- [Problem description]
Copy out every line of the records where the string "pada" occurs.

(Collected data entries)
+ + +

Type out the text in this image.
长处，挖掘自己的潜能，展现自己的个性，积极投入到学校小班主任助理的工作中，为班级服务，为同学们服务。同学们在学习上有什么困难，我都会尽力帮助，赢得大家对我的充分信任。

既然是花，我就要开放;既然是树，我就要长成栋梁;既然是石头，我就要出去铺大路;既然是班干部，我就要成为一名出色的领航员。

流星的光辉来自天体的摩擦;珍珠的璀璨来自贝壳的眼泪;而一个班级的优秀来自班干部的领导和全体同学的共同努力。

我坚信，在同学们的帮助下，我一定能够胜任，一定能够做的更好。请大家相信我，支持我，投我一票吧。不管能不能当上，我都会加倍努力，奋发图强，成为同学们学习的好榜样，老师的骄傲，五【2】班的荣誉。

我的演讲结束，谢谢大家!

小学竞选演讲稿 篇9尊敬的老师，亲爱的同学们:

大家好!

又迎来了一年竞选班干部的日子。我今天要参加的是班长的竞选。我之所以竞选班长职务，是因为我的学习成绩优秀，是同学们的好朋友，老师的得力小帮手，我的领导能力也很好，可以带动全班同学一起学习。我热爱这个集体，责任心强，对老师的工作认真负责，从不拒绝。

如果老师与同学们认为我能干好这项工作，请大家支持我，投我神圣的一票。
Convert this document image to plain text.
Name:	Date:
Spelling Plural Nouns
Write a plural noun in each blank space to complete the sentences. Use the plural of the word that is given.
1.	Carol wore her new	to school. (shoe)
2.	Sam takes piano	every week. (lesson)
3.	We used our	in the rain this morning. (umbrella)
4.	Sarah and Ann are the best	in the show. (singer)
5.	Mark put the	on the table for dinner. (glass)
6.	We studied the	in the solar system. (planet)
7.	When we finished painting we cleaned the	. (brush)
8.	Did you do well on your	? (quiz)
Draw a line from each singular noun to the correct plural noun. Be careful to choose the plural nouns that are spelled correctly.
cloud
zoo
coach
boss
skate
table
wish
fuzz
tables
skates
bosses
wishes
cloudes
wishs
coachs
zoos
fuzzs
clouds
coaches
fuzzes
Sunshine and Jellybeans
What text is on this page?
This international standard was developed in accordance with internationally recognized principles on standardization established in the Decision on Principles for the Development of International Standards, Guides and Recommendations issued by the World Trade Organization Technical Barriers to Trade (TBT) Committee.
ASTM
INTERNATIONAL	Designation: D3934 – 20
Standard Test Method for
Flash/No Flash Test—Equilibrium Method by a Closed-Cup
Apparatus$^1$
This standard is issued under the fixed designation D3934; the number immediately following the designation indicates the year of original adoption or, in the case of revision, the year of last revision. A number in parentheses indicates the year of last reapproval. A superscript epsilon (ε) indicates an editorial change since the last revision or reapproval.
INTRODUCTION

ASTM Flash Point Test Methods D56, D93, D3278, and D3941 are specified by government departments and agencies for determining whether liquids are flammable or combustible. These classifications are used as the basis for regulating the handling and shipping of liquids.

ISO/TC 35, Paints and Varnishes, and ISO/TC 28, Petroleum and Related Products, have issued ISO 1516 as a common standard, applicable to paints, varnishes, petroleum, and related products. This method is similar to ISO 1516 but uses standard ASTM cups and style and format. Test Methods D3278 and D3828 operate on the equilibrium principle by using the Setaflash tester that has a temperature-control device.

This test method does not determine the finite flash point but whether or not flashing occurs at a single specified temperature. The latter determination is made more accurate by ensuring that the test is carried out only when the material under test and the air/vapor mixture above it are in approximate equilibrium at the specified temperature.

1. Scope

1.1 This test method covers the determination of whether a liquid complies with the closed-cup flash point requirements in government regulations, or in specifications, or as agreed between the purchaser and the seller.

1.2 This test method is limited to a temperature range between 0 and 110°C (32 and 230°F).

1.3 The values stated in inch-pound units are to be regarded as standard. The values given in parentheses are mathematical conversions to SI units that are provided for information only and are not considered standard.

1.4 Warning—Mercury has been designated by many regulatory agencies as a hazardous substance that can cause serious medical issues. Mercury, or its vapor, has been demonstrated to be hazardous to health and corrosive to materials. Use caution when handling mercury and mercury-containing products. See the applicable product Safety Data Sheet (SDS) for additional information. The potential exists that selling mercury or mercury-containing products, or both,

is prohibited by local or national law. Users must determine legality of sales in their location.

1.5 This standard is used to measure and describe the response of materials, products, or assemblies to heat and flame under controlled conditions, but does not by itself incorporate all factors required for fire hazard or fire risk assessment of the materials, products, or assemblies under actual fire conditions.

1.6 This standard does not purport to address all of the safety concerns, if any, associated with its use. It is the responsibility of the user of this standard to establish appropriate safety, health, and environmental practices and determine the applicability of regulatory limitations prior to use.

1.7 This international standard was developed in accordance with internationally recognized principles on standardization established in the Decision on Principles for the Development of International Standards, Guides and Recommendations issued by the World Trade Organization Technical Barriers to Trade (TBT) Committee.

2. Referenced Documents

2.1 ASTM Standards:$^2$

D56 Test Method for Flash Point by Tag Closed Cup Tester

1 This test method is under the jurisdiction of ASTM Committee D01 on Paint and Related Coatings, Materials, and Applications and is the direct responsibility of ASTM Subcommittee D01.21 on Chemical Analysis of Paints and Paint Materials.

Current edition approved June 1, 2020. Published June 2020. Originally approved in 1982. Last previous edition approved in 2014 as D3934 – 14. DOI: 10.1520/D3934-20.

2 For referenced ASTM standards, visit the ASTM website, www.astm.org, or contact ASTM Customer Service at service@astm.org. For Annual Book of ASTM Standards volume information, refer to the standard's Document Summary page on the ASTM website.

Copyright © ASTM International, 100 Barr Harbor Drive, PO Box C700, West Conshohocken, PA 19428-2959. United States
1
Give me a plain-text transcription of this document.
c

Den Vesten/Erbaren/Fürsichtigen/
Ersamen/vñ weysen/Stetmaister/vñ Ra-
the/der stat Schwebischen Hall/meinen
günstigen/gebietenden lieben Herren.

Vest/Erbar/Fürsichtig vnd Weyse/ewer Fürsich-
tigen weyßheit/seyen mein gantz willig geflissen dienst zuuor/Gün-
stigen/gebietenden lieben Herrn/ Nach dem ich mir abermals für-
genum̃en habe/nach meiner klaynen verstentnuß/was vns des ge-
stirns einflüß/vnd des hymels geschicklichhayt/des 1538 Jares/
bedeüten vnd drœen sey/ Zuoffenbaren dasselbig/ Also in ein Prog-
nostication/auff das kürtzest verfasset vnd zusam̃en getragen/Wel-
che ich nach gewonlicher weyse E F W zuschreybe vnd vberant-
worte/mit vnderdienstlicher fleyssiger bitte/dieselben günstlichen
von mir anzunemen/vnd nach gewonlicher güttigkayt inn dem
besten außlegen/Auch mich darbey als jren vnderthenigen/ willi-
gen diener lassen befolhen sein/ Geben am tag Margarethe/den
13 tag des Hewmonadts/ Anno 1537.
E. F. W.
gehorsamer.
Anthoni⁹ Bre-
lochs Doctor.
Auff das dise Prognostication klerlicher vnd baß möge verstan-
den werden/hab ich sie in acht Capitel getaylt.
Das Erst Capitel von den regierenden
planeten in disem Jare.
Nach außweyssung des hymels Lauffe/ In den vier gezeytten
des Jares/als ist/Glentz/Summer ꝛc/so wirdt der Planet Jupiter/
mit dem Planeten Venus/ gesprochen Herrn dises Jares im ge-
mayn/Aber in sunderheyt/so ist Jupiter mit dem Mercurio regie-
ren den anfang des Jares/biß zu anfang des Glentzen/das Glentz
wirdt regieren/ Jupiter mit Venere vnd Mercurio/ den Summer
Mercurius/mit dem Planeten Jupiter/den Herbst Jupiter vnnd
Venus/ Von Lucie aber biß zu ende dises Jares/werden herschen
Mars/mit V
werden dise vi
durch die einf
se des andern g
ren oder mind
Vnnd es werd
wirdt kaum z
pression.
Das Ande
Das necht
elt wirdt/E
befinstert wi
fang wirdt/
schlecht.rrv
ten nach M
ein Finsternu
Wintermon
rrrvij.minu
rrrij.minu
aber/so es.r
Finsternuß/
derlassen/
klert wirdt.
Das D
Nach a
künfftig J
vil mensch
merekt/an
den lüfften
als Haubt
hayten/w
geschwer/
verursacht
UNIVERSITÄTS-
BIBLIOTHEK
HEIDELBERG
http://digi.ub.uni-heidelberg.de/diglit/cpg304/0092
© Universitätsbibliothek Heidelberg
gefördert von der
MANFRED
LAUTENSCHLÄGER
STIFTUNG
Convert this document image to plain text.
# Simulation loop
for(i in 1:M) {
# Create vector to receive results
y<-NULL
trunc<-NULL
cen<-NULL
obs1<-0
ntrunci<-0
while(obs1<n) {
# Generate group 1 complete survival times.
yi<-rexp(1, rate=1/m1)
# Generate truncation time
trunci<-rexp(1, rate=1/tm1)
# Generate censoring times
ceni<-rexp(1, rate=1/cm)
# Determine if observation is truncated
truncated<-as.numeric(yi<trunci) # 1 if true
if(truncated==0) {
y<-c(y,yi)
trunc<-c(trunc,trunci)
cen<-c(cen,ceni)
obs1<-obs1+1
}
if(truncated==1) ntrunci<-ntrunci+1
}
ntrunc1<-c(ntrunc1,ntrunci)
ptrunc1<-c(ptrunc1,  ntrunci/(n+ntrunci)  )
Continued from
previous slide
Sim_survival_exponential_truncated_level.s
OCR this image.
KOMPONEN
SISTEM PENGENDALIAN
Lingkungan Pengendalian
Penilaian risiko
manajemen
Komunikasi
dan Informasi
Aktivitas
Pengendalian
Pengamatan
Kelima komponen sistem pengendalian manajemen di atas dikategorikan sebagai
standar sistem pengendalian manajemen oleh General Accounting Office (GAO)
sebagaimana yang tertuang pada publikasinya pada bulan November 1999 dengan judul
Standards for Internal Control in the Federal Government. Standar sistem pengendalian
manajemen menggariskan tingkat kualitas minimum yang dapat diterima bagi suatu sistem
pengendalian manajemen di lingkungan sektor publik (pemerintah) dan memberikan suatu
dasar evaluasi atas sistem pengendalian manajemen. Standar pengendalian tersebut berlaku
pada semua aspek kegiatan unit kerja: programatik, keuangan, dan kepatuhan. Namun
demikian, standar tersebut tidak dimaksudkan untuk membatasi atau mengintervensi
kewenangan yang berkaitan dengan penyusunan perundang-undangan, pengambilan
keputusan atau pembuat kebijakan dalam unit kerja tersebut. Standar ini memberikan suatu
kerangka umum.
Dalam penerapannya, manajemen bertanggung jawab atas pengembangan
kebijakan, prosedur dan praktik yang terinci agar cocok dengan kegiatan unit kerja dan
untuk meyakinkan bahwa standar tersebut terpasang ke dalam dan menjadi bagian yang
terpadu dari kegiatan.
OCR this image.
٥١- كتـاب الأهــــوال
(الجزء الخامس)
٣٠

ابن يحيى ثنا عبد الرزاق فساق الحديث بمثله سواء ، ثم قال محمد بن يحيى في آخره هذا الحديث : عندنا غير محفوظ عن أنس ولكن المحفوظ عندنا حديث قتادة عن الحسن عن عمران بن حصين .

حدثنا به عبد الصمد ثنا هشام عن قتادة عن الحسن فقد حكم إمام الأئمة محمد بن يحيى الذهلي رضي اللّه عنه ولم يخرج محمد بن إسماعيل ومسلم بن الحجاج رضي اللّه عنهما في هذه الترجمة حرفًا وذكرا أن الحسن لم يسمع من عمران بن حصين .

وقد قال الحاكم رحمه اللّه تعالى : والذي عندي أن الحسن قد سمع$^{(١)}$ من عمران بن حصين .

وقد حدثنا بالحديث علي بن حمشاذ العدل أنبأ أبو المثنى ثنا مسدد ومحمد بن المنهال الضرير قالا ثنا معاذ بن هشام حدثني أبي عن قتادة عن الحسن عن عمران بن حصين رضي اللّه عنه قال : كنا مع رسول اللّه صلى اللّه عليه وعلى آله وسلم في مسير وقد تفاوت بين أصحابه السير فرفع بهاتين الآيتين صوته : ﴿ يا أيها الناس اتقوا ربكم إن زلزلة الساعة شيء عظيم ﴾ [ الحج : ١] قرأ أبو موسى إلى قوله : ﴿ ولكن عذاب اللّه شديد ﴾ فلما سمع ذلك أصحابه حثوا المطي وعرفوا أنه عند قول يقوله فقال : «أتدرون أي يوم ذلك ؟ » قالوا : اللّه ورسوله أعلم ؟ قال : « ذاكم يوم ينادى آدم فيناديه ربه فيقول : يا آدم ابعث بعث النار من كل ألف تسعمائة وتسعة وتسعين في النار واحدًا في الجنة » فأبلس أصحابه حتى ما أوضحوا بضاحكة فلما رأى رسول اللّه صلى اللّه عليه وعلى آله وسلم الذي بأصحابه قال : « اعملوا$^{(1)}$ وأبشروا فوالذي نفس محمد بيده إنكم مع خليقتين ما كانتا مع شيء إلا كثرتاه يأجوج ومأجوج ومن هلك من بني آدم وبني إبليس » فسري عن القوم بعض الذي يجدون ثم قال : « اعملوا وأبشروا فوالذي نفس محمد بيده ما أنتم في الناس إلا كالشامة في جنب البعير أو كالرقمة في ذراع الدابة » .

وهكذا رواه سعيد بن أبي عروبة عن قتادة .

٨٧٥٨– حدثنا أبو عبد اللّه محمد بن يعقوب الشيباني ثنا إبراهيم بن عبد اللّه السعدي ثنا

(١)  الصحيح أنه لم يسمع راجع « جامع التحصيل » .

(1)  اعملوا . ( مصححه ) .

+ + +

- [The completed task]
sebagaimana yang tertuang pada publikasinya pada bulan November 1999 dengan judul
pada semua aspek kegiatan unit kerja: programatik, keuangan, dan kepatuhan. Namun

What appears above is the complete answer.